- [Work to complete]
Report how many lines in the records below contain the word "unexplained". Give only the number.

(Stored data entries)
---
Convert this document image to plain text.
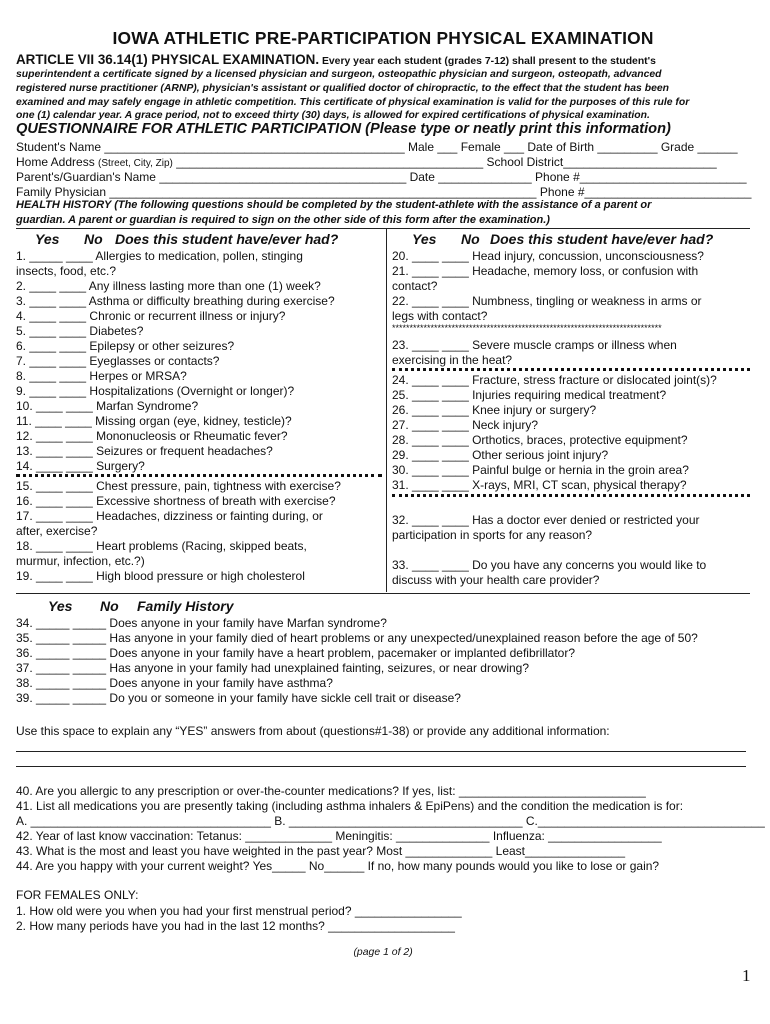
IOWA ATHLETIC PRE-PARTICIPATION PHYSICAL EXAMINATION
ARTICLE VII 36.14(1) PHYSICAL EXAMINATION. Every year each student (grades 7-12) shall present to the student's
superintendent a certificate signed by a licensed physician and surgeon, osteopathic physician and surgeon, osteopath, advanced
registered nurse practitioner (ARNP), physician's assistant or qualified doctor of chiropractic, to the effect that the student has been
examined and may safely engage in athletic competition. This certificate of physical examination is valid for the purposes of this rule for
one (1) calendar year. A grace period, not to exceed thirty (30) days, is allowed for expired certifications of physical examination.
QUESTIONNAIRE FOR ATHLETIC PARTICIPATION (Please type or neatly print this information)
Student's Name _____________________________________________ Male ___ Female ___ Date of Birth _________ Grade ______
Home Address (Street, City, Zip) ______________________________________________ School District_______________________
Parent's/Guardian's Name _____________________________________ Date ______________ Phone #_________________________
Family Physician ________________________________________________________________ Phone #_________________________
HEALTH HISTORY (The following questions should be completed by the student-athlete with the assistance of a parent or
guardian. A parent or guardian is required to sign on the other side of this form after the examination.)
Yes No Does this student have/ever had?	Yes No Does this student have/ever had?
1. _____ ____ Allergies to medication, pollen, stinging
insects, food, etc.?
2. ____ ____ Any illness lasting more than one (1) week?
3. ____ ____ Asthma or difficulty breathing during exercise?
4. ____ ____ Chronic or recurrent illness or injury?
5. ____ ____ Diabetes?
6. ____ ____ Epilepsy or other seizures?
7. ____ ____ Eyeglasses or contacts?
8. ____ ____ Herpes or MRSA?
9. ____ ____ Hospitalizations (Overnight or longer)?
10. ____ ____ Marfan Syndrome?
11. ____ ____ Missing organ (eye, kidney, testicle)?
12. ____ ____ Mononucleosis or Rheumatic fever?
13. ____ ____ Seizures or frequent headaches?
14. ____ ____ Surgery?
15. ____ ____ Chest pressure, pain, tightness with exercise?
16. ____ ____ Excessive shortness of breath with exercise?
17. ____ ____ Headaches, dizziness or fainting during, or
after, exercise?
18. ____ ____ Heart problems (Racing, skipped beats,
murmur, infection, etc.?)
19. ____ ____ High blood pressure or high cholesterol
20. ____ ____ Head injury, concussion, unconsciousness?
21. ____ ____ Headache, memory loss, or confusion with
contact?
22. ____ ____ Numbness, tingling or weakness in arms or
legs with contact?
*****************************************************************************
23. ____ ____ Severe muscle cramps or illness when
exercising in the heat?
24. ____ ____ Fracture, stress fracture or dislocated joint(s)?
25. ____ ____ Injuries requiring medical treatment?
26. ____ ____ Knee injury or surgery?
27. ____ ____ Neck injury?
28. ____ ____ Orthotics, braces, protective equipment?
29. ____ ____ Other serious joint injury?
30. ____ ____ Painful bulge or hernia in the groin area?
31. ____ ____ X-rays, MRI, CT scan, physical therapy?
32. ____ ____ Has a doctor ever denied or restricted your
participation in sports for any reason?
33. ____ ____ Do you have any concerns you would like to
discuss with your health care provider?
Yes No Family History
34. _____ _____ Does anyone in your family have Marfan syndrome?
35. _____ _____ Has anyone in your family died of heart problems or any unexpected/unexplained reason before the age of 50?
36. _____ _____ Does anyone in your family have a heart problem, pacemaker or implanted defibrillator?
37. _____ _____ Has anyone in your family had unexplained fainting, seizures, or near drowing?
38. _____ _____ Does anyone in your family have asthma?
39. _____ _____ Do you or someone in your family have sickle cell trait or disease?
Use this space to explain any “YES” answers from about (questions#1-38) or provide any additional information:
40. Are you allergic to any prescription or over-the-counter medications? If yes, list: ____________________________
41. List all medications you are presently taking (including asthma inhalers & EpiPens) and the condition the medication is for:
A. ____________________________________ B. ___________________________________ C.__________________________________
42. Year of last know vaccination: Tetanus: _____________ Meningitis: ______________ Influenza: _________________
43. What is the most and least you have weighted in the past year? Most _____________ Least_______________
44. Are you happy with your current weight? Yes_____ No______ If no, how many pounds would you like to lose or gain?
FOR FEMALES ONLY:
1. How old were you when you had your first menstrual period? ________________
2. How many periods have you had in the last 12 months? ___________________
(page 1 of 2)
1
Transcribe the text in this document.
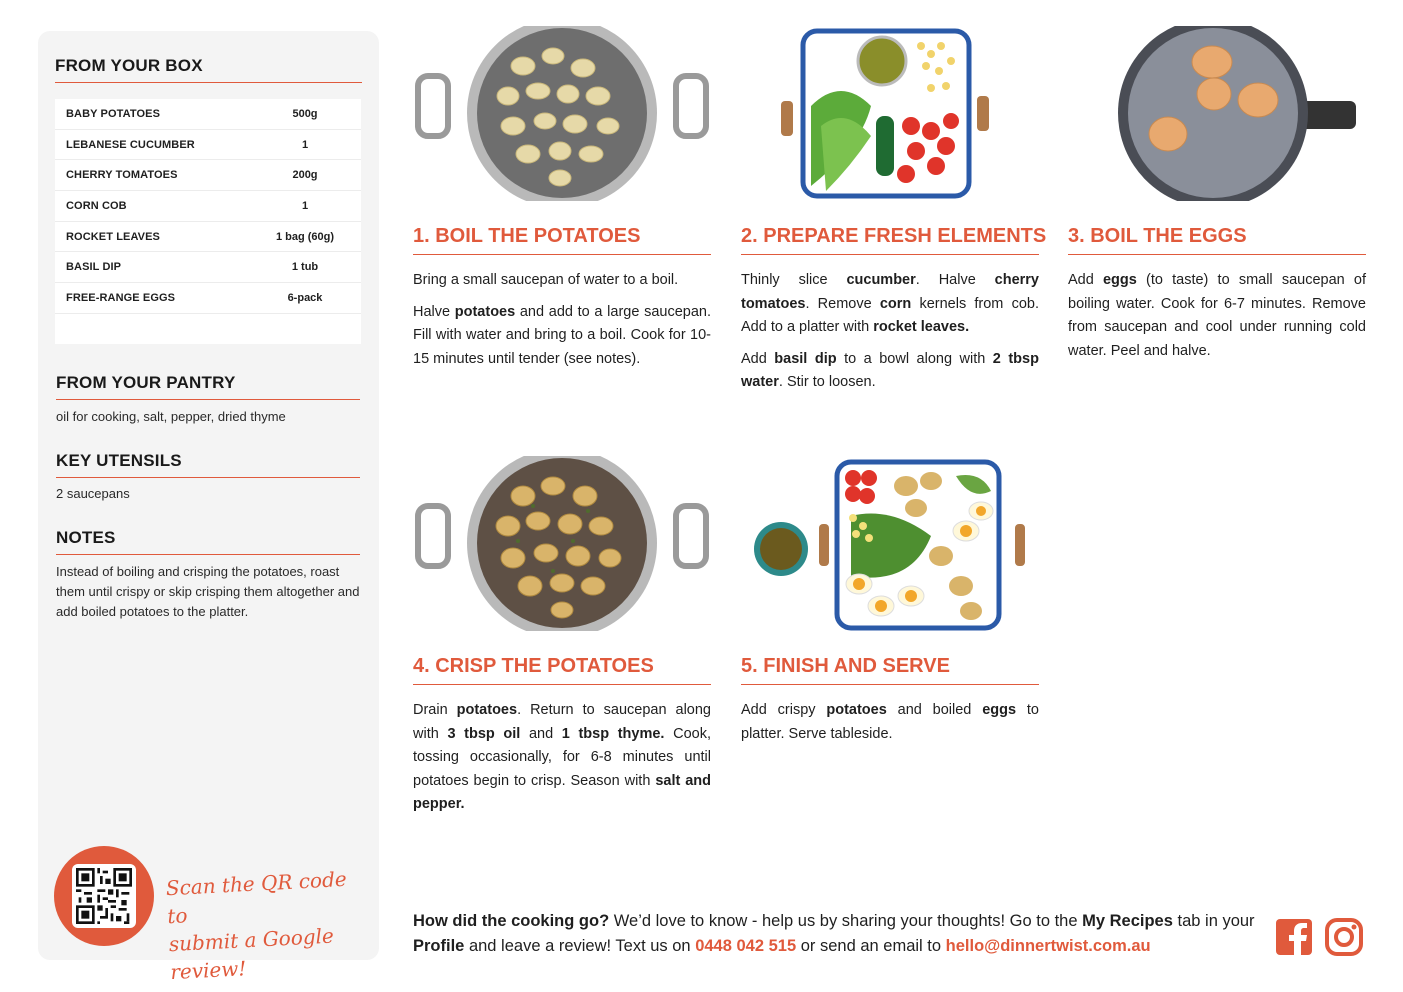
FROM YOUR BOX
BABY POTATOES	500g
LEBANESE CUCUMBER	1
CHERRY TOMATOES	200g
CORN COB	1
ROCKET LEAVES	1 bag (60g)
BASIL DIP	1 tub
FREE-RANGE EGGS	6-pack
FROM YOUR PANTRY
oil for cooking, salt, pepper, dried thyme
KEY UTENSILS
2 saucepans
NOTES
Instead of boiling and crisping the potatoes, roast them until crispy or skip crisping them altogether and add boiled potatoes to the platter.
Scan the QR code to
submit a Google review!
1. BOIL THE POTATOES

Bring a small saucepan of water to a boil.

Halve potatoes and add to a large saucepan. Fill with water and bring to a boil. Cook for 10-15 minutes until tender (see notes).

2. PREPARE FRESH ELEMENTS

Thinly slice cucumber. Halve cherry tomatoes. Remove corn kernels from cob. Add to a platter with rocket leaves.

Add basil dip to a bowl along with 2 tbsp water. Stir to loosen.

3. BOIL THE EGGS

Add eggs (to taste) to small saucepan of boiling water. Cook for 6-7 minutes. Remove from saucepan and cool under running cold water. Peel and halve.

4. CRISP THE POTATOES

Drain potatoes. Return to saucepan along with 3 tbsp oil and 1 tbsp thyme. Cook, tossing occasionally, for 6-8 minutes until potatoes begin to crisp. Season with salt and pepper.

5. FINISH AND SERVE

Add crispy potatoes and boiled eggs to platter. Serve tableside.

How did the cooking go? We’d love to know - help us by sharing your thoughts! Go to the My Recipes tab in your Profile and leave a review! Text us on 0448 042 515 or send an email to hello@dinnertwist.com.au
---
- [Finished exercise]
2